*Task directions*: Every record must be transcribed in its entirety, apart from the images, which are to be omitted.

*Excerpted records*:
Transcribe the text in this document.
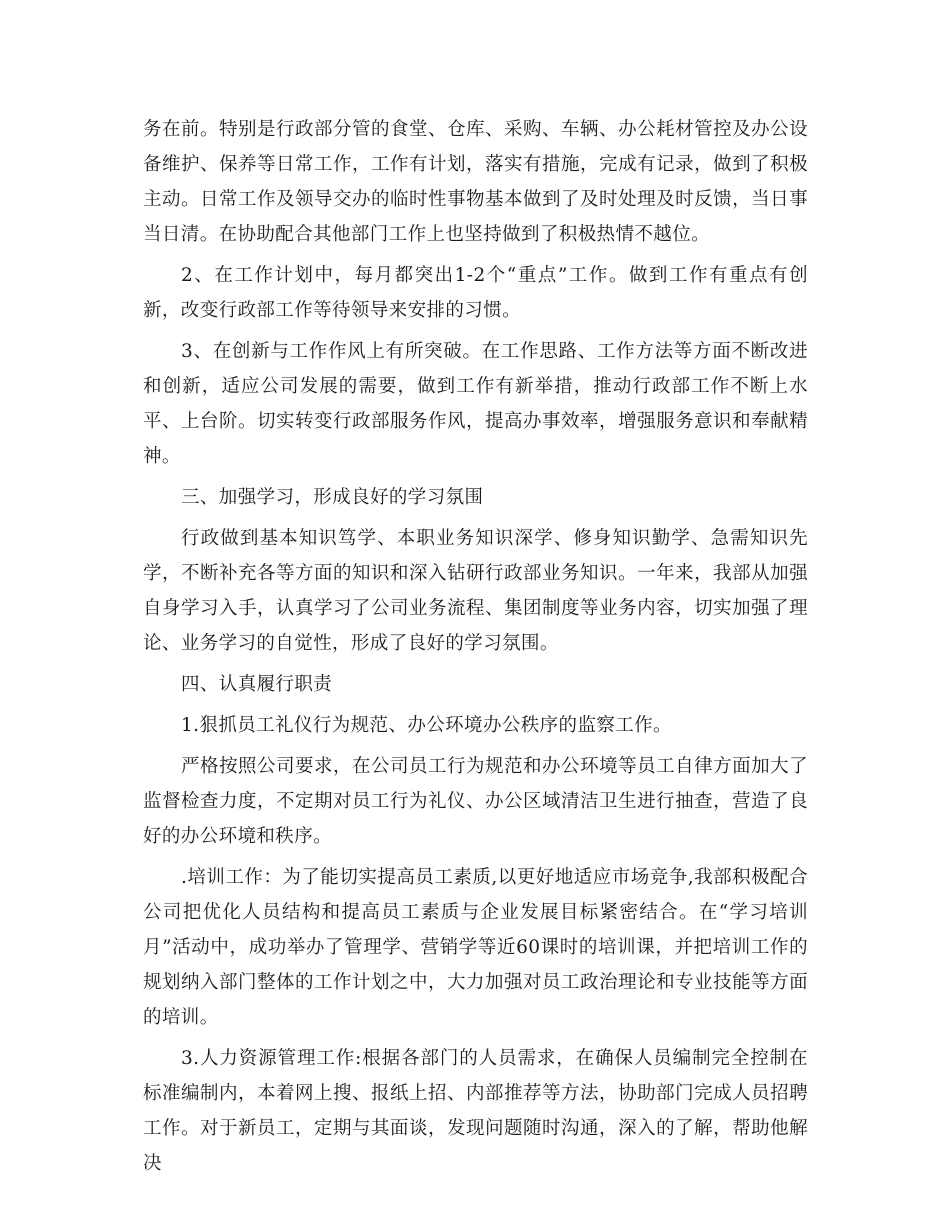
务在前。特别是行政部分管的食堂、仓库、采购、车辆、办公耗材管控及办公设备维护、保养等日常工作，工作有计划，落实有措施，完成有记录，做到了积极主动。日常工作及领导交办的临时性事物基本做到了及时处理及时反馈，当日事当日清。在协助配合其他部门工作上也坚持做到了积极热情不越位。

2、在工作计划中，每月都突出1-2个“重点”工作。做到工作有重点有创新，改变行政部工作等待领导来安排的习惯。

3、在创新与工作作风上有所突破。在工作思路、工作方法等方面不断改进和创新，适应公司发展的需要，做到工作有新举措，推动行政部工作不断上水平、上台阶。切实转变行政部服务作风，提高办事效率，增强服务意识和奉献精神。

三、加强学习，形成良好的学习氛围

行政做到基本知识笃学、本职业务知识深学、修身知识勤学、急需知识先学，不断补充各等方面的知识和深入钻研行政部业务知识。一年来，我部从加强自身学习入手，认真学习了公司业务流程、集团制度等业务内容，切实加强了理论、业务学习的自觉性，形成了良好的学习氛围。

四、认真履行职责

1.狠抓员工礼仪行为规范、办公环境办公秩序的监察工作。

严格按照公司要求，在公司员工行为规范和办公环境等员工自律方面加大了监督检查力度，不定期对员工行为礼仪、办公区域清洁卫生进行抽查，营造了良好的办公环境和秩序。

.培训工作：为了能切实提高员工素质,以更好地适应市场竞争,我部积极配合公司把优化人员结构和提高员工素质与企业发展目标紧密结合。在“学习培训月”活动中，成功举办了管理学、营销学等近60课时的培训课，并把培训工作的规划纳入部门整体的工作计划之中，大力加强对员工政治理论和专业技能等方面的培训。

3.人力资源管理工作:根据各部门的人员需求，在确保人员编制完全控制在标准编制内，本着网上搜、报纸上招、内部推荐等方法，协助部门完成人员招聘工作。对于新员工，定期与其面谈，发现问题随时沟通，深入的了解，帮助他解决
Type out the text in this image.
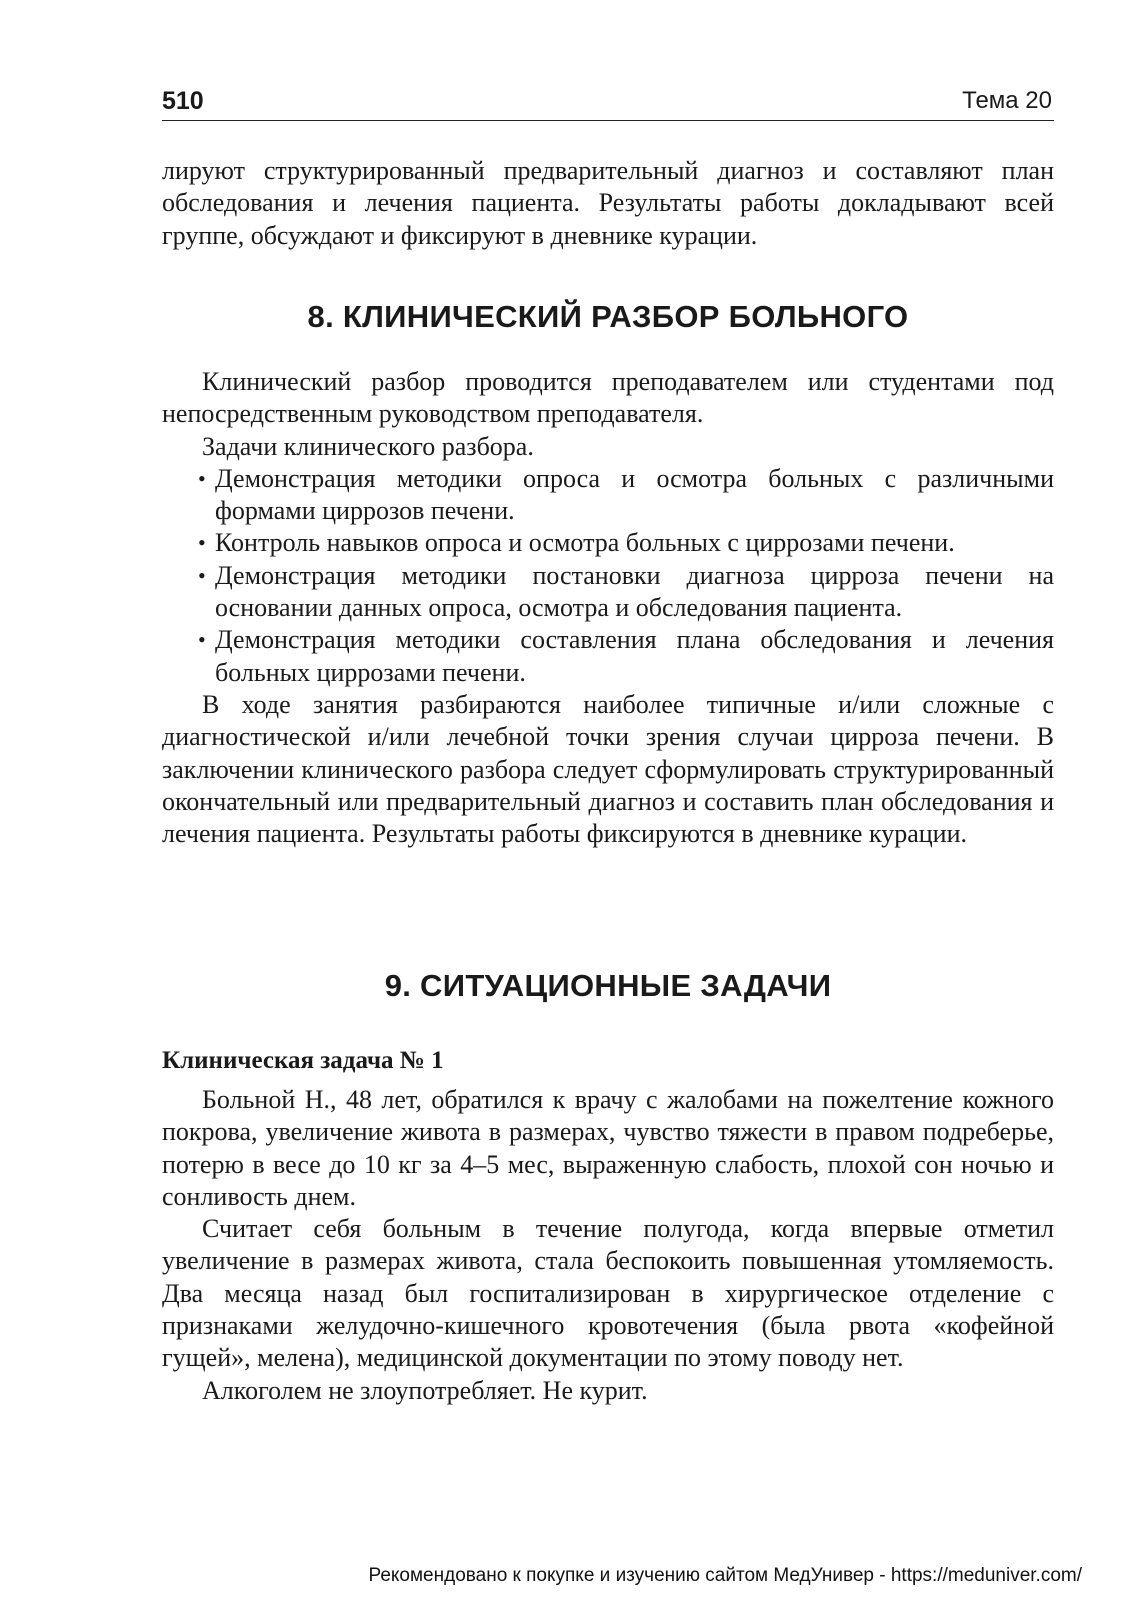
510	Тема 20

лируют структурированный предварительный диагноз и составляют план обследования и лечения пациента. Результаты работы докладывают всей группе, обсуждают и фиксируют в дневнике курации.

8. КЛИНИЧЕСКИЙ РАЗБОР БОЛЬНОГО

Клинический разбор проводится преподавателем или студентами под непосредственным руководством преподавателя.

Задачи клинического разбора.

• Демонстрация методики опроса и осмотра больных с различными формами циррозов печени.
• Контроль навыков опроса и осмотра больных с циррозами печени.
• Демонстрация методики постановки диагноза цирроза печени на основании данных опроса, осмотра и обследования пациента.
• Демонстрация методики составления плана обследования и лечения больных циррозами печени.

В ходе занятия разбираются наиболее типичные и/или сложные с диагностической и/или лечебной точки зрения случаи цирроза печени. В заключении клинического разбора следует сформулировать структурированный окончательный или предварительный диагноз и составить план обследования и лечения пациента. Результаты работы фиксируются в дневнике курации.

9. СИТУАЦИОННЫЕ ЗАДАЧИ
Клиническая задача № 1

Больной Н., 48 лет, обратился к врачу с жалобами на пожелтение кожного покрова, увеличение живота в размерах, чувство тяжести в правом подреберье, потерю в весе до 10 кг за 4–5 мес, выраженную слабость, плохой сон ночью и сонливость днем.

Считает себя больным в течение полугода, когда впервые отметил увеличение в размерах живота, стала беспокоить повышенная утомляемость. Два месяца назад был госпитализирован в хирургическое отделение с признаками желудочно-кишечного кровотечения (была рвота «кофейной гущей», мелена), медицинской документации по этому поводу нет.

Алкоголем не злоупотребляет. Не курит.

Рекомендовано к покупке и изучению сайтом МедУнивер - https://meduniver.com/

*Complete answer*:
Transcribe the text in this document.
务在前。特别是行政部分管的食堂、仓库、采购、车辆、办公耗材管控及办公设备维护、保养等日常工作，工作有计划，落实有措施，完成有记录，做到了积极主动。日常工作及领导交办的临时性事物基本做到了及时处理及时反馈，当日事当日清。在协助配合其他部门工作上也坚持做到了积极热情不越位。

2、在工作计划中，每月都突出1-2个“重点”工作。做到工作有重点有创新，改变行政部工作等待领导来安排的习惯。

3、在创新与工作作风上有所突破。在工作思路、工作方法等方面不断改进和创新，适应公司发展的需要，做到工作有新举措，推动行政部工作不断上水平、上台阶。切实转变行政部服务作风，提高办事效率，增强服务意识和奉献精神。

三、加强学习，形成良好的学习氛围

行政做到基本知识笃学、本职业务知识深学、修身知识勤学、急需知识先学，不断补充各等方面的知识和深入钻研行政部业务知识。一年来，我部从加强自身学习入手，认真学习了公司业务流程、集团制度等业务内容，切实加强了理论、业务学习的自觉性，形成了良好的学习氛围。

四、认真履行职责

1.狠抓员工礼仪行为规范、办公环境办公秩序的监察工作。

严格按照公司要求，在公司员工行为规范和办公环境等员工自律方面加大了监督检查力度，不定期对员工行为礼仪、办公区域清洁卫生进行抽查，营造了良好的办公环境和秩序。

.培训工作：为了能切实提高员工素质,以更好地适应市场竞争,我部积极配合公司把优化人员结构和提高员工素质与企业发展目标紧密结合。在“学习培训月”活动中，成功举办了管理学、营销学等近60课时的培训课，并把培训工作的规划纳入部门整体的工作计划之中，大力加强对员工政治理论和专业技能等方面的培训。

3.人力资源管理工作:根据各部门的人员需求，在确保人员编制完全控制在标准编制内，本着网上搜、报纸上招、内部推荐等方法，协助部门完成人员招聘工作。对于新员工，定期与其面谈，发现问题随时沟通，深入的了解，帮助他解决
Type out the text in this image.
510	Тема 20

лируют структурированный предварительный диагноз и составляют план обследования и лечения пациента. Результаты работы докладывают всей группе, обсуждают и фиксируют в дневнике курации.

8. КЛИНИЧЕСКИЙ РАЗБОР БОЛЬНОГО

Клинический разбор проводится преподавателем или студентами под непосредственным руководством преподавателя.

Задачи клинического разбора.

• Демонстрация методики опроса и осмотра больных с различными формами циррозов печени.
• Контроль навыков опроса и осмотра больных с циррозами печени.
• Демонстрация методики постановки диагноза цирроза печени на основании данных опроса, осмотра и обследования пациента.
• Демонстрация методики составления плана обследования и лечения больных циррозами печени.

В ходе занятия разбираются наиболее типичные и/или сложные с диагностической и/или лечебной точки зрения случаи цирроза печени. В заключении клинического разбора следует сформулировать структурированный окончательный или предварительный диагноз и составить план обследования и лечения пациента. Результаты работы фиксируются в дневнике курации.

9. СИТУАЦИОННЫЕ ЗАДАЧИ
Клиническая задача № 1

Больной Н., 48 лет, обратился к врачу с жалобами на пожелтение кожного покрова, увеличение живота в размерах, чувство тяжести в правом подреберье, потерю в весе до 10 кг за 4–5 мес, выраженную слабость, плохой сон ночью и сонливость днем.

Считает себя больным в течение полугода, когда впервые отметил увеличение в размерах живота, стала беспокоить повышенная утомляемость. Два месяца назад был госпитализирован в хирургическое отделение с признаками желудочно-кишечного кровотечения (была рвота «кофейной гущей», мелена), медицинской документации по этому поводу нет.

Алкоголем не злоупотребляет. Не курит.

Рекомендовано к покупке и изучению сайтом МедУнивер - https://meduniver.com/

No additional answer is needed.